Exercise:
Output all the material that follows, exactly as given.
◇ ◇ ◇ ◇ ◇ ◇ ◇
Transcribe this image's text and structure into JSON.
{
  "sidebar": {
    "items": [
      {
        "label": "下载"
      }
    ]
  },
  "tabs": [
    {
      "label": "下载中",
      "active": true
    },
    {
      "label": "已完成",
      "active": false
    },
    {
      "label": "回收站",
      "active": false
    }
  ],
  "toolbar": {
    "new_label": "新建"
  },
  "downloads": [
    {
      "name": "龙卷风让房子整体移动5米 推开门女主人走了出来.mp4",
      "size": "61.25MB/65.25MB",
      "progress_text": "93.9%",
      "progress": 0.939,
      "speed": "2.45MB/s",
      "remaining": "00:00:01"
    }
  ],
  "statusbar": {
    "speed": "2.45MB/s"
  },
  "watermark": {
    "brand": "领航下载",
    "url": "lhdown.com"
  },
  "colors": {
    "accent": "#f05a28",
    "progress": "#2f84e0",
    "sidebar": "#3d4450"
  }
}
◇ ◇ ◇ ◇ ◇ ◇ ◇
Task answer:
Transcribe this image's text and structure into JSON.
{
  "sidebar": {
    "items": [
      {
        "label": "下载"
      }
    ]
  },
  "tabs": [
    {
      "label": "下载中",
      "active": true
    },
    {
      "label": "已完成",
      "active": false
    },
    {
      "label": "回收站",
      "active": false
    }
  ],
  "toolbar": {
    "new_label": "新建"
  },
  "downloads": [
    {
      "name": "龙卷风让房子整体移动5米 推开门女主人走了出来.mp4",
      "size": "61.25MB/65.25MB",
      "progress_text": "93.9%",
      "progress": 0.939,
      "speed": "2.45MB/s",
      "remaining": "00:00:01"
    }
  ],
  "statusbar": {
    "speed": "2.45MB/s"
  },
  "watermark": {
    "brand": "领航下载",
    "url": "lhdown.com"
  },
  "colors": {
    "accent": "#f05a28",
    "progress": "#2f84e0",
    "sidebar": "#3d4450"
  }
}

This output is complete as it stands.